* _What to produce_:
Reproduce the records verbatim, from the first line through the line containing "- x-tick-label: 4.5: [916, 1764, 956, 1798]", including both of those lines.

* _Records for processing_:

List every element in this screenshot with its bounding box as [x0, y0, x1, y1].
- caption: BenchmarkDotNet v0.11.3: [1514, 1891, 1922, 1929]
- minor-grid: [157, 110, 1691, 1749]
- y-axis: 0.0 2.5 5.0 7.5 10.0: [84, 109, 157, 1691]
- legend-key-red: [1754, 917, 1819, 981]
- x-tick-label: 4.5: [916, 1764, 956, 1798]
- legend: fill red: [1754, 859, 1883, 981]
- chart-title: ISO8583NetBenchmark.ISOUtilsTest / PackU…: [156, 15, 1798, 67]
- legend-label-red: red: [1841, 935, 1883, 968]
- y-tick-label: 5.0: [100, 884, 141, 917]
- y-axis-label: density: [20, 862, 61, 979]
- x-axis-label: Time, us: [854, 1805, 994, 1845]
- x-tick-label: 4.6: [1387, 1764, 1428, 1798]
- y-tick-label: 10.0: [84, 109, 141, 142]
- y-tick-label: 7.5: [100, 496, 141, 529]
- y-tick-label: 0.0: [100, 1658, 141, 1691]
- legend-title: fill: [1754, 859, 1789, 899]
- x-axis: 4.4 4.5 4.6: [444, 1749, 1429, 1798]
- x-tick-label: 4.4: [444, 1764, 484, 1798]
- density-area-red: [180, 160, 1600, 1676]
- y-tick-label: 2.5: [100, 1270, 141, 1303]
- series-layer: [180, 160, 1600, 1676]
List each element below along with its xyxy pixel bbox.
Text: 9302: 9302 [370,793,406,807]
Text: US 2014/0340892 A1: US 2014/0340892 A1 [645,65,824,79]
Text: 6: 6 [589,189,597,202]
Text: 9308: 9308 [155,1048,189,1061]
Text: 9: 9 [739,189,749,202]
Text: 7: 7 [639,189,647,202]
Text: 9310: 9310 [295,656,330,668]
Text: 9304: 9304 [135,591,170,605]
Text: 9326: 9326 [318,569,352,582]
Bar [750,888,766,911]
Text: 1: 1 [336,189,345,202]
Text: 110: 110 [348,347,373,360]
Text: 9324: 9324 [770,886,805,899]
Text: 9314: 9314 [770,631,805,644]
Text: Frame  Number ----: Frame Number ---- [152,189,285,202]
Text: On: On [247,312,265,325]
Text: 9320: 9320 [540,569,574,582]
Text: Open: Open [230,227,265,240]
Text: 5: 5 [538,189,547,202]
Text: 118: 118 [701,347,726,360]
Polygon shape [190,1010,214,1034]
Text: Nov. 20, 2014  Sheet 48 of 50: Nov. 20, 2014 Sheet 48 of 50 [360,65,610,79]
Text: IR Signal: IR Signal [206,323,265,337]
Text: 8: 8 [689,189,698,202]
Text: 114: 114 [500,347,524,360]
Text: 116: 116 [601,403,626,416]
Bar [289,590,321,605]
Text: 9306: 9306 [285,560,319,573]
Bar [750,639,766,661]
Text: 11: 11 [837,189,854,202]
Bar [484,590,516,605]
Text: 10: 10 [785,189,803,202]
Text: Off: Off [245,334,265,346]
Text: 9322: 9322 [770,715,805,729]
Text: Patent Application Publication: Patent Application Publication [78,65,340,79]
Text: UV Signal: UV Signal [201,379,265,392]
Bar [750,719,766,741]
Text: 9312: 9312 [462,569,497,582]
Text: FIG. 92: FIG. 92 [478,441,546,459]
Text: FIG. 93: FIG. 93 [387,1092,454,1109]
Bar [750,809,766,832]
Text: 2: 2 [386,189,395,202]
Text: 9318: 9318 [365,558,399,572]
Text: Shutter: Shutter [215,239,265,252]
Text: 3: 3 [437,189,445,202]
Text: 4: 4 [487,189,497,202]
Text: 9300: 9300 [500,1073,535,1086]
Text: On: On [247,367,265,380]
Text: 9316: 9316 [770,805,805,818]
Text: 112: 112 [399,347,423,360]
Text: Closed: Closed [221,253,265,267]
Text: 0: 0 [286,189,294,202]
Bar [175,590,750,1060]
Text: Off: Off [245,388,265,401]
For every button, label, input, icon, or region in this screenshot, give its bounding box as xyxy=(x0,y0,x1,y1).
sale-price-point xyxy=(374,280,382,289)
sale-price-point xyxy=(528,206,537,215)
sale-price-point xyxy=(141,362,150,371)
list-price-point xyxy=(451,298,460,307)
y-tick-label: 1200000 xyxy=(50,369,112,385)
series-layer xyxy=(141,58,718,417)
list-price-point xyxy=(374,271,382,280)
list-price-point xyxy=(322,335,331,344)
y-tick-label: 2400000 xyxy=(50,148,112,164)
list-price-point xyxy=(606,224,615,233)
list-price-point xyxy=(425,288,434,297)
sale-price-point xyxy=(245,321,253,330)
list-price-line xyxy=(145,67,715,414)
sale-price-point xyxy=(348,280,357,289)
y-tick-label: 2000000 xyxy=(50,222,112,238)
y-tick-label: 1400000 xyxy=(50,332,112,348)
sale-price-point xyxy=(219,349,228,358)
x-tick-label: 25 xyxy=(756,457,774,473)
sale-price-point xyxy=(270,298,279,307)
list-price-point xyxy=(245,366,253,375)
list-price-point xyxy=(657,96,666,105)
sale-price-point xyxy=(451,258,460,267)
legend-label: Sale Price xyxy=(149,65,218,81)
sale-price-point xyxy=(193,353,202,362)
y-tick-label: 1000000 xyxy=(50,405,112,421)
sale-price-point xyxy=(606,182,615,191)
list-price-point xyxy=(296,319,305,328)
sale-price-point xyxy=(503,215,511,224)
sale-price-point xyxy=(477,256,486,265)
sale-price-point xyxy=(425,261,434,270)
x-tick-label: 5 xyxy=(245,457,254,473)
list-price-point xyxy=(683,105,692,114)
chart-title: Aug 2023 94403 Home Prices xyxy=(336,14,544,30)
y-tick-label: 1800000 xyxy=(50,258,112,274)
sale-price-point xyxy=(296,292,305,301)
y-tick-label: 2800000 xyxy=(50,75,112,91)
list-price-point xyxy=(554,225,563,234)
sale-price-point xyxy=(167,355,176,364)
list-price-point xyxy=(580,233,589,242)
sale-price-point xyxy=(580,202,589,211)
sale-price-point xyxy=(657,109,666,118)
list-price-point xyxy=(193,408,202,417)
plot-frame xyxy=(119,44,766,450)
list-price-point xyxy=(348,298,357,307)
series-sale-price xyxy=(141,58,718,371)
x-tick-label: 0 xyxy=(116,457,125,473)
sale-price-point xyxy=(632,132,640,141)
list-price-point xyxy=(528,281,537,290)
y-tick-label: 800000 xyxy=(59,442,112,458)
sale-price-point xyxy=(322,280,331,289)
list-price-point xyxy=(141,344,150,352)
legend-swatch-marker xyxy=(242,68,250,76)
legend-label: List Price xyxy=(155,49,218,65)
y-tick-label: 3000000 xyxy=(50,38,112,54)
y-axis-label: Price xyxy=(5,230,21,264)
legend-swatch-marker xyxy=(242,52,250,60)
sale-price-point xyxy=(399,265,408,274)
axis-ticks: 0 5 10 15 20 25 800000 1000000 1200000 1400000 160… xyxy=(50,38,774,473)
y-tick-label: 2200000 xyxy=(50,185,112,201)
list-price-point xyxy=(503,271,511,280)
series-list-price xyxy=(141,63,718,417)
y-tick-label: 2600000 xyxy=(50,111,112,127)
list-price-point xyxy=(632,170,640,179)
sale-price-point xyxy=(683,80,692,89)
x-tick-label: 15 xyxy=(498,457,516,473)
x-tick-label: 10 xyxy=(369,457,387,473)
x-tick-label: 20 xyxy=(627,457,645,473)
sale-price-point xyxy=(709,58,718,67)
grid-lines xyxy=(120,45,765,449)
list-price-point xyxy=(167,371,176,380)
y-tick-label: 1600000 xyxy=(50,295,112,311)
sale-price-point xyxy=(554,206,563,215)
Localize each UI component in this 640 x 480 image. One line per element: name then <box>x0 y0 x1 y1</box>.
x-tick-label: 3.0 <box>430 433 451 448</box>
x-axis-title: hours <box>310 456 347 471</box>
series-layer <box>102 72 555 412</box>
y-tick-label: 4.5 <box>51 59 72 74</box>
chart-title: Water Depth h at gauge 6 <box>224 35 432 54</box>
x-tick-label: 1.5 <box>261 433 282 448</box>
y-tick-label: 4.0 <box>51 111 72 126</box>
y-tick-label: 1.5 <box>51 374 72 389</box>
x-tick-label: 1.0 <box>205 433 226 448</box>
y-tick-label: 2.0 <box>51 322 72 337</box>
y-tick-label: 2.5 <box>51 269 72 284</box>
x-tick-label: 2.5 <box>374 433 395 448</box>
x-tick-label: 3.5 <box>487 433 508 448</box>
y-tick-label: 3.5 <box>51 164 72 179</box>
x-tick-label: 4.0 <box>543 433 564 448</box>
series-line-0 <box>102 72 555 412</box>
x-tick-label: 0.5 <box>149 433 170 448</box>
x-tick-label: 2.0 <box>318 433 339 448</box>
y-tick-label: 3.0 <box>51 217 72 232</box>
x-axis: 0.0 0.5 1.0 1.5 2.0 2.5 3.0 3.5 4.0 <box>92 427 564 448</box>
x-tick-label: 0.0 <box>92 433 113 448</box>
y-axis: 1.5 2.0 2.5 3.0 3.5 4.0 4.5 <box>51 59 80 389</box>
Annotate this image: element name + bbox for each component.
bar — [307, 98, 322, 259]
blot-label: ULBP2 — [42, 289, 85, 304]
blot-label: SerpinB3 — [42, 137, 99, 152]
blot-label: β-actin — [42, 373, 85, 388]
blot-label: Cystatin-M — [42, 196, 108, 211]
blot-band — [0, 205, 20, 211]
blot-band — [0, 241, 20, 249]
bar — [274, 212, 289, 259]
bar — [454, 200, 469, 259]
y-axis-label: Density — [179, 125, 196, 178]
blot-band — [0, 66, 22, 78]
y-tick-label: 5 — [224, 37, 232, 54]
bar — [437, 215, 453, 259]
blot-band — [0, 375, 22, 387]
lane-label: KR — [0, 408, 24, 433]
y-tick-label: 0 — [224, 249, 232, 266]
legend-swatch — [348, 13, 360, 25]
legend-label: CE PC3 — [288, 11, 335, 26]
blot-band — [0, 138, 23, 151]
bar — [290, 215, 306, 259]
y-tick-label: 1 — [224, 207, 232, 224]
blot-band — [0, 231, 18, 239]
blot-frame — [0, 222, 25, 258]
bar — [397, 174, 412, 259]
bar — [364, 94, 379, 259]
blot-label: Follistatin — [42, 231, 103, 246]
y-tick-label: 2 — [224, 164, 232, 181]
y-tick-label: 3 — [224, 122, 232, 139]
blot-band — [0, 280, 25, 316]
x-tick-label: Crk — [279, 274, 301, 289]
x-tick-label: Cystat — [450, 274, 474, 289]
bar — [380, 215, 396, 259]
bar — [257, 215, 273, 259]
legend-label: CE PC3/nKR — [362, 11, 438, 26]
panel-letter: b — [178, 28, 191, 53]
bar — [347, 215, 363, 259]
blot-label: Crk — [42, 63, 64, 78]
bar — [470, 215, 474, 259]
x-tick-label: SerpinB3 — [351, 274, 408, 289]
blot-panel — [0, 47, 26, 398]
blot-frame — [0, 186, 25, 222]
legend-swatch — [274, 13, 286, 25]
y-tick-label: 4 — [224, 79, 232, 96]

* _Result_:
List every element in this screenshot with its bounding box as [x0, y0, x1, y1].
- caption: BenchmarkDotNet v0.11.3: [1514, 1891, 1922, 1929]
- minor-grid: [157, 110, 1691, 1749]
- y-axis: 0.0 2.5 5.0 7.5 10.0: [84, 109, 157, 1691]
- legend-key-red: [1754, 917, 1819, 981]
- x-tick-label: 4.5: [916, 1764, 956, 1798]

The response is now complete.